=== DATA FOR THIS TASK ===
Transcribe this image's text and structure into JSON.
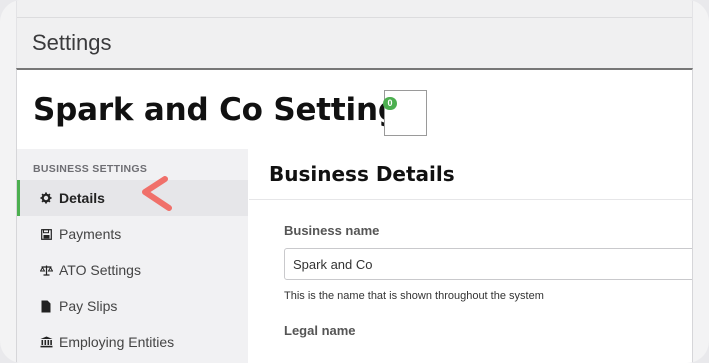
{
  "app": {
    "title": "Settings"
  },
  "page": {
    "title": "Spark and Co Settings",
    "notification_count": "0"
  },
  "sidebar": {
    "header": "BUSINESS SETTINGS",
    "items": [
      {
        "label": "Details",
        "icon": "gear-icon",
        "active": true
      },
      {
        "label": "Payments",
        "icon": "save-icon",
        "active": false
      },
      {
        "label": "ATO Settings",
        "icon": "balance-scale-icon",
        "active": false
      },
      {
        "label": "Pay Slips",
        "icon": "document-icon",
        "active": false
      },
      {
        "label": "Employing Entities",
        "icon": "bank-icon",
        "active": false
      }
    ]
  },
  "content": {
    "title": "Business Details",
    "business_name": {
      "label": "Business name",
      "value": "Spark and Co",
      "help": "This is the name that is shown throughout the system"
    },
    "legal_name": {
      "label": "Legal name"
    }
  },
  "colors": {
    "accent": "#4caf50",
    "pointer": "#f0706a"
  }
}
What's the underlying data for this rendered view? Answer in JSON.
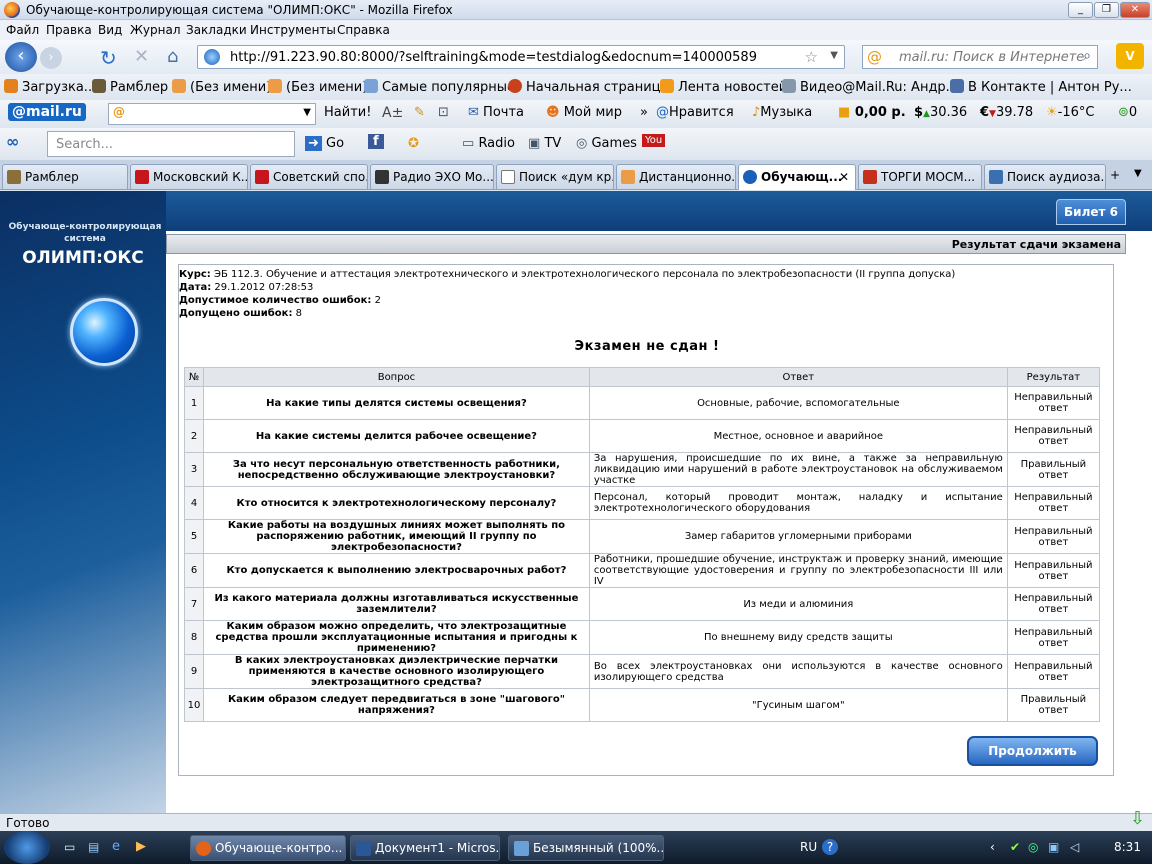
{
  "window": {
    "title": "Обучающе-контролирующая система \"ОЛИМП:ОКС\" - Mozilla Firefox"
  },
  "menu": [
    "Файл",
    "Правка",
    "Вид",
    "Журнал",
    "Закладки",
    "Инструменты",
    "Справка"
  ],
  "nav": {
    "url": "http://91.223.90.80:8000/?selftraining&mode=testdialog&edocnum=140000589",
    "search_placeholder": "mail.ru: Поиск в Интернете"
  },
  "bookmarks": [
    "Загрузка...",
    "Рамблер",
    "(Без имени)",
    "(Без имени)",
    "Самые популярные",
    "Начальная страница",
    "Лента новостей",
    "Видео@Mail.Ru: Андр...",
    "В Контакте | Антон Ру..."
  ],
  "mailbar": {
    "logo": "@mail.ru",
    "find": "Найти!",
    "pochta": "Почта",
    "moimir": "Мой мир",
    "nravitsya": "Нравится",
    "muzyka": "Музыка",
    "balance": "0,00 р.",
    "usd": "30.36",
    "eur": "39.78",
    "temp": "-16°C",
    "count": "0"
  },
  "searchbar": {
    "placeholder": "Search...",
    "go": "Go",
    "radio": "Radio",
    "tv": "TV",
    "games": "Games"
  },
  "tabs": [
    "Рамблер",
    "Московский К...",
    "Советский спо...",
    "Радио ЭХО Мо...",
    "Поиск «дум кр...",
    "Дистанционно...",
    "Обучающ...",
    "ТОРГИ МОСМ...",
    "Поиск аудиоза..."
  ],
  "active_tab_index": 6,
  "app": {
    "system_name": "Обучающе-контролирующая система",
    "brand": "ОЛИМП:ОКС",
    "ticket": "Билет 6",
    "result_header": "Результат сдачи экзамена",
    "course_label": "Курс:",
    "course": "ЭБ 112.3. Обучение и аттестация электротехнического и электротехнологического персонала по электробезопасности (II группа допуска)",
    "date_label": "Дата:",
    "date": "29.1.2012 07:28:53",
    "allowed_label": "Допустимое количество ошибок:",
    "allowed": "2",
    "made_label": "Допущено ошибок:",
    "made": "8",
    "verdict": "Экзамен не сдан !",
    "columns": [
      "№",
      "Вопрос",
      "Ответ",
      "Результат"
    ],
    "rows": [
      {
        "n": "1",
        "q": "На какие типы делятся системы освещения?",
        "a": "Основные, рабочие, вспомогательные",
        "r": "Неправильный ответ",
        "long": false
      },
      {
        "n": "2",
        "q": "На какие системы делится рабочее освещение?",
        "a": "Местное, основное и аварийное",
        "r": "Неправильный ответ",
        "long": false
      },
      {
        "n": "3",
        "q": "За что несут персональную ответственность работники, непосредственно обслуживающие электроустановки?",
        "a": "За нарушения, происшедшие по их вине, а также за неправильную ликвидацию ими нарушений в работе электроустановок на обслуживаемом участке",
        "r": "Правильный ответ",
        "long": true
      },
      {
        "n": "4",
        "q": "Кто относится к электротехнологическому персоналу?",
        "a": "Персонал, который проводит монтаж, наладку и испытание электротехнологического оборудования",
        "r": "Неправильный ответ",
        "long": true
      },
      {
        "n": "5",
        "q": "Какие работы на воздушных линиях может выполнять по распоряжению работник, имеющий II группу по электробезопасности?",
        "a": "Замер габаритов угломерными приборами",
        "r": "Неправильный ответ",
        "long": false
      },
      {
        "n": "6",
        "q": "Кто допускается к выполнению электросварочных работ?",
        "a": "Работники, прошедшие обучение, инструктаж и проверку знаний, имеющие соответствующие удостоверения и группу по электробезопасности III или IV",
        "r": "Неправильный ответ",
        "long": true
      },
      {
        "n": "7",
        "q": "Из какого материала должны изготавливаться искусственные заземлители?",
        "a": "Из меди и алюминия",
        "r": "Неправильный ответ",
        "long": false
      },
      {
        "n": "8",
        "q": "Каким образом можно определить, что электрозащитные средства прошли эксплуатационные испытания и пригодны к применению?",
        "a": "По внешнему виду средств защиты",
        "r": "Неправильный ответ",
        "long": false
      },
      {
        "n": "9",
        "q": "В каких электроустановках диэлектрические перчатки применяются в качестве основного изолирующего электрозащитного средства?",
        "a": "Во всех электроустановках они используются в качестве основного изолирующего средства",
        "r": "Неправильный ответ",
        "long": true
      },
      {
        "n": "10",
        "q": "Каким образом следует передвигаться в зоне \"шагового\" напряжения?",
        "a": "\"Гусиным шагом\"",
        "r": "Правильный ответ",
        "long": false
      }
    ],
    "continue": "Продолжить"
  },
  "status": "Готово",
  "taskbar": {
    "items": [
      "Обучающе-контро...",
      "Документ1 - Micros...",
      "Безымянный (100%..."
    ],
    "lang": "RU",
    "time": "8:31"
  }
}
===
**SET PROBLEM**. Print the records above exactly as they stand, but leave out the pictures.

**ANSWER TO THIS TASK**.
Transcribe this image's text and structure into JSON.
{
  "app": {
    "title": "Settings"
  },
  "page": {
    "title": "Spark and Co Settings",
    "notification_count": "0"
  },
  "sidebar": {
    "header": "BUSINESS SETTINGS",
    "items": [
      {
        "label": "Details",
        "icon": "gear-icon",
        "active": true
      },
      {
        "label": "Payments",
        "icon": "save-icon",
        "active": false
      },
      {
        "label": "ATO Settings",
        "icon": "balance-scale-icon",
        "active": false
      },
      {
        "label": "Pay Slips",
        "icon": "document-icon",
        "active": false
      },
      {
        "label": "Employing Entities",
        "icon": "bank-icon",
        "active": false
      }
    ]
  },
  "content": {
    "title": "Business Details",
    "business_name": {
      "label": "Business name",
      "value": "Spark and Co",
      "help": "This is the name that is shown throughout the system"
    },
    "legal_name": {
      "label": "Legal name"
    }
  },
  "colors": {
    "accent": "#4caf50",
    "pointer": "#f0706a"
  }
}
What's the underlying data for this rendered view? Answer in JSON.
{
  "window": {
    "title": "Обучающе-контролирующая система \"ОЛИМП:ОКС\" - Mozilla Firefox"
  },
  "menu": [
    "Файл",
    "Правка",
    "Вид",
    "Журнал",
    "Закладки",
    "Инструменты",
    "Справка"
  ],
  "nav": {
    "url": "http://91.223.90.80:8000/?selftraining&mode=testdialog&edocnum=140000589",
    "search_placeholder": "mail.ru: Поиск в Интернете"
  },
  "bookmarks": [
    "Загрузка...",
    "Рамблер",
    "(Без имени)",
    "(Без имени)",
    "Самые популярные",
    "Начальная страница",
    "Лента новостей",
    "Видео@Mail.Ru: Андр...",
    "В Контакте | Антон Ру..."
  ],
  "mailbar": {
    "logo": "@mail.ru",
    "find": "Найти!",
    "pochta": "Почта",
    "moimir": "Мой мир",
    "nravitsya": "Нравится",
    "muzyka": "Музыка",
    "balance": "0,00 р.",
    "usd": "30.36",
    "eur": "39.78",
    "temp": "-16°C",
    "count": "0"
  },
  "searchbar": {
    "placeholder": "Search...",
    "go": "Go",
    "radio": "Radio",
    "tv": "TV",
    "games": "Games"
  },
  "tabs": [
    "Рамблер",
    "Московский К...",
    "Советский спо...",
    "Радио ЭХО Мо...",
    "Поиск «дум кр...",
    "Дистанционно...",
    "Обучающ...",
    "ТОРГИ МОСМ...",
    "Поиск аудиоза..."
  ],
  "active_tab_index": 6,
  "app": {
    "system_name": "Обучающе-контролирующая система",
    "brand": "ОЛИМП:ОКС",
    "ticket": "Билет 6",
    "result_header": "Результат сдачи экзамена",
    "course_label": "Курс:",
    "course": "ЭБ 112.3. Обучение и аттестация электротехнического и электротехнологического персонала по электробезопасности (II группа допуска)",
    "date_label": "Дата:",
    "date": "29.1.2012 07:28:53",
    "allowed_label": "Допустимое количество ошибок:",
    "allowed": "2",
    "made_label": "Допущено ошибок:",
    "made": "8",
    "verdict": "Экзамен не сдан !",
    "columns": [
      "№",
      "Вопрос",
      "Ответ",
      "Результат"
    ],
    "rows": [
      {
        "n": "1",
        "q": "На какие типы делятся системы освещения?",
        "a": "Основные, рабочие, вспомогательные",
        "r": "Неправильный ответ",
        "long": false
      },
      {
        "n": "2",
        "q": "На какие системы делится рабочее освещение?",
        "a": "Местное, основное и аварийное",
        "r": "Неправильный ответ",
        "long": false
      },
      {
        "n": "3",
        "q": "За что несут персональную ответственность работники, непосредственно обслуживающие электроустановки?",
        "a": "За нарушения, происшедшие по их вине, а также за неправильную ликвидацию ими нарушений в работе электроустановок на обслуживаемом участке",
        "r": "Правильный ответ",
        "long": true
      },
      {
        "n": "4",
        "q": "Кто относится к электротехнологическому персоналу?",
        "a": "Персонал, который проводит монтаж, наладку и испытание электротехнологического оборудования",
        "r": "Неправильный ответ",
        "long": true
      },
      {
        "n": "5",
        "q": "Какие работы на воздушных линиях может выполнять по распоряжению работник, имеющий II группу по электробезопасности?",
        "a": "Замер габаритов угломерными приборами",
        "r": "Неправильный ответ",
        "long": false
      },
      {
        "n": "6",
        "q": "Кто допускается к выполнению электросварочных работ?",
        "a": "Работники, прошедшие обучение, инструктаж и проверку знаний, имеющие соответствующие удостоверения и группу по электробезопасности III или IV",
        "r": "Неправильный ответ",
        "long": true
      },
      {
        "n": "7",
        "q": "Из какого материала должны изготавливаться искусственные заземлители?",
        "a": "Из меди и алюминия",
        "r": "Неправильный ответ",
        "long": false
      },
      {
        "n": "8",
        "q": "Каким образом можно определить, что электрозащитные средства прошли эксплуатационные испытания и пригодны к применению?",
        "a": "По внешнему виду средств защиты",
        "r": "Неправильный ответ",
        "long": false
      },
      {
        "n": "9",
        "q": "В каких электроустановках диэлектрические перчатки применяются в качестве основного изолирующего электрозащитного средства?",
        "a": "Во всех электроустановках они используются в качестве основного изолирующего средства",
        "r": "Неправильный ответ",
        "long": true
      },
      {
        "n": "10",
        "q": "Каким образом следует передвигаться в зоне \"шагового\" напряжения?",
        "a": "\"Гусиным шагом\"",
        "r": "Правильный ответ",
        "long": false
      }
    ],
    "continue": "Продолжить"
  },
  "status": "Готово",
  "taskbar": {
    "items": [
      "Обучающе-контро...",
      "Документ1 - Micros...",
      "Безымянный (100%..."
    ],
    "lang": "RU",
    "time": "8:31"
  }
}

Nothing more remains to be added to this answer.